[A run of records]
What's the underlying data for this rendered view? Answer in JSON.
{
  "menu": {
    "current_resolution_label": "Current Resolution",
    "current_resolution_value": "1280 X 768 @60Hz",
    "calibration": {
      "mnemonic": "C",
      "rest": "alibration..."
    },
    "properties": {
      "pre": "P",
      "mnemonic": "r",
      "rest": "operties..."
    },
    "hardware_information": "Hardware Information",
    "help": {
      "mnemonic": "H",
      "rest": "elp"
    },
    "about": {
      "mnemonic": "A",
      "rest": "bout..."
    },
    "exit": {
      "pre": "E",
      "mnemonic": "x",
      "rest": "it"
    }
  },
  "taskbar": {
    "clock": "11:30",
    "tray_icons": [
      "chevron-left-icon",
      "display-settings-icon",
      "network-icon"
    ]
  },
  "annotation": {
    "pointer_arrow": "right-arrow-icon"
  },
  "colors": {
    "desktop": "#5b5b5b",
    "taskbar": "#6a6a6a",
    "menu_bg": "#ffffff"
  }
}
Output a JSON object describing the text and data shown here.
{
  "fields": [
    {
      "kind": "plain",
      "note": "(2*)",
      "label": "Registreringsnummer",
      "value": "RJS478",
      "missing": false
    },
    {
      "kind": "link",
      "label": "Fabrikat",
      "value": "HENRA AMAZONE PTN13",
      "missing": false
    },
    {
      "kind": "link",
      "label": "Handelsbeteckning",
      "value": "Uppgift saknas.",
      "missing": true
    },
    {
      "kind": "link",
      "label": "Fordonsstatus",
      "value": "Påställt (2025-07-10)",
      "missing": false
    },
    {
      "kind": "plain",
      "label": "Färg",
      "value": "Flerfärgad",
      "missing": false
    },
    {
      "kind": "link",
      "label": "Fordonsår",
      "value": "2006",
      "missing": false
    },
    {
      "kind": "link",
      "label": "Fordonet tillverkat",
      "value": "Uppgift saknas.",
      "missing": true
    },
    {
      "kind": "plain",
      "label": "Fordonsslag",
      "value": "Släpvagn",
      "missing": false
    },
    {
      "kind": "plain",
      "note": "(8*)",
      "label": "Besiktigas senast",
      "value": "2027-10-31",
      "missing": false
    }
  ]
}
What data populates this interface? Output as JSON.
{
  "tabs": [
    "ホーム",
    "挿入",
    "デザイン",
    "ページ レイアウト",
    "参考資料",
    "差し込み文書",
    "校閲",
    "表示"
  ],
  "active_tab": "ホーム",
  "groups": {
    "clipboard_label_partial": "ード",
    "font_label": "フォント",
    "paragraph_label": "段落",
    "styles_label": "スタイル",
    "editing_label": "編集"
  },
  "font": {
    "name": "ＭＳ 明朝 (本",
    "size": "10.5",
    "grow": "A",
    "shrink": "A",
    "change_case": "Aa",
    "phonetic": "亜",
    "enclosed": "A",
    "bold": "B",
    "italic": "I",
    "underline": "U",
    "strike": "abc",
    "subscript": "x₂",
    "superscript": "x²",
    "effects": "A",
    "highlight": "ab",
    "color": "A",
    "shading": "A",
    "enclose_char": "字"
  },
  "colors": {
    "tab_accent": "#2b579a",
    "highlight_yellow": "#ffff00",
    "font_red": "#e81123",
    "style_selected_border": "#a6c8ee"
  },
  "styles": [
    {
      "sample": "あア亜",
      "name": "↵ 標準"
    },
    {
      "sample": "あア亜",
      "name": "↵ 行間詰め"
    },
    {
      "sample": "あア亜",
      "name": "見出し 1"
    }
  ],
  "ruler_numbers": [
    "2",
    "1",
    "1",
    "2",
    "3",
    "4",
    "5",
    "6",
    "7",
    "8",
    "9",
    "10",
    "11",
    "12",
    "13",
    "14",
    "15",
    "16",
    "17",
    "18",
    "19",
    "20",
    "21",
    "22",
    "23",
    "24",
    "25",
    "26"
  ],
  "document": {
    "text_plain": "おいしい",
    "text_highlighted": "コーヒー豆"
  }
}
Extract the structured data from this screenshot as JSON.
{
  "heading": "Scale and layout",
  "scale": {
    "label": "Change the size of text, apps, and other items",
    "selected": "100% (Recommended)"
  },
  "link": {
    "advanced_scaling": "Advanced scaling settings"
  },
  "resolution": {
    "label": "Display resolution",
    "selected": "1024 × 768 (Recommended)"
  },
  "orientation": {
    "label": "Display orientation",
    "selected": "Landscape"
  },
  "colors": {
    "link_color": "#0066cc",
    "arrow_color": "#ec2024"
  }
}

WHAT IS BEING ASKED: Nothing should be left out: return all of the records exactly.

OUTPUT:
What's the underlying data for this rendered view? Answer in JSON.
{
  "menu": {
    "current_resolution_label": "Current Resolution",
    "current_resolution_value": "1280 X 768 @60Hz",
    "calibration": {
      "mnemonic": "C",
      "rest": "alibration..."
    },
    "properties": {
      "pre": "P",
      "mnemonic": "r",
      "rest": "operties..."
    },
    "hardware_information": "Hardware Information",
    "help": {
      "mnemonic": "H",
      "rest": "elp"
    },
    "about": {
      "mnemonic": "A",
      "rest": "bout..."
    },
    "exit": {
      "pre": "E",
      "mnemonic": "x",
      "rest": "it"
    }
  },
  "taskbar": {
    "clock": "11:30",
    "tray_icons": [
      "chevron-left-icon",
      "display-settings-icon",
      "network-icon"
    ]
  },
  "annotation": {
    "pointer_arrow": "right-arrow-icon"
  },
  "colors": {
    "desktop": "#5b5b5b",
    "taskbar": "#6a6a6a",
    "menu_bg": "#ffffff"
  }
}
Output a JSON object describing the text and data shown here.
{
  "fields": [
    {
      "kind": "plain",
      "note": "(2*)",
      "label": "Registreringsnummer",
      "value": "RJS478",
      "missing": false
    },
    {
      "kind": "link",
      "label": "Fabrikat",
      "value": "HENRA AMAZONE PTN13",
      "missing": false
    },
    {
      "kind": "link",
      "label": "Handelsbeteckning",
      "value": "Uppgift saknas.",
      "missing": true
    },
    {
      "kind": "link",
      "label": "Fordonsstatus",
      "value": "Påställt (2025-07-10)",
      "missing": false
    },
    {
      "kind": "plain",
      "label": "Färg",
      "value": "Flerfärgad",
      "missing": false
    },
    {
      "kind": "link",
      "label": "Fordonsår",
      "value": "2006",
      "missing": false
    },
    {
      "kind": "link",
      "label": "Fordonet tillverkat",
      "value": "Uppgift saknas.",
      "missing": true
    },
    {
      "kind": "plain",
      "label": "Fordonsslag",
      "value": "Släpvagn",
      "missing": false
    },
    {
      "kind": "plain",
      "note": "(8*)",
      "label": "Besiktigas senast",
      "value": "2027-10-31",
      "missing": false
    }
  ]
}
What data populates this interface? Output as JSON.
{
  "tabs": [
    "ホーム",
    "挿入",
    "デザイン",
    "ページ レイアウト",
    "参考資料",
    "差し込み文書",
    "校閲",
    "表示"
  ],
  "active_tab": "ホーム",
  "groups": {
    "clipboard_label_partial": "ード",
    "font_label": "フォント",
    "paragraph_label": "段落",
    "styles_label": "スタイル",
    "editing_label": "編集"
  },
  "font": {
    "name": "ＭＳ 明朝 (本",
    "size": "10.5",
    "grow": "A",
    "shrink": "A",
    "change_case": "Aa",
    "phonetic": "亜",
    "enclosed": "A",
    "bold": "B",
    "italic": "I",
    "underline": "U",
    "strike": "abc",
    "subscript": "x₂",
    "superscript": "x²",
    "effects": "A",
    "highlight": "ab",
    "color": "A",
    "shading": "A",
    "enclose_char": "字"
  },
  "colors": {
    "tab_accent": "#2b579a",
    "highlight_yellow": "#ffff00",
    "font_red": "#e81123",
    "style_selected_border": "#a6c8ee"
  },
  "styles": [
    {
      "sample": "あア亜",
      "name": "↵ 標準"
    },
    {
      "sample": "あア亜",
      "name": "↵ 行間詰め"
    },
    {
      "sample": "あア亜",
      "name": "見出し 1"
    }
  ],
  "ruler_numbers": [
    "2",
    "1",
    "1",
    "2",
    "3",
    "4",
    "5",
    "6",
    "7",
    "8",
    "9",
    "10",
    "11",
    "12",
    "13",
    "14",
    "15",
    "16",
    "17",
    "18",
    "19",
    "20",
    "21",
    "22",
    "23",
    "24",
    "25",
    "26"
  ],
  "document": {
    "text_plain": "おいしい",
    "text_highlighted": "コーヒー豆"
  }
}
Extract the structured data from this screenshot as JSON.
{
  "heading": "Scale and layout",
  "scale": {
    "label": "Change the size of text, apps, and other items",
    "selected": "100% (Recommended)"
  },
  "link": {
    "advanced_scaling": "Advanced scaling settings"
  },
  "resolution": {
    "label": "Display resolution",
    "selected": "1024 × 768 (Recommended)"
  },
  "orientation": {
    "label": "Display orientation",
    "selected": "Landscape"
  },
  "colors": {
    "link_color": "#0066cc",
    "arrow_color": "#ec2024"
  }
}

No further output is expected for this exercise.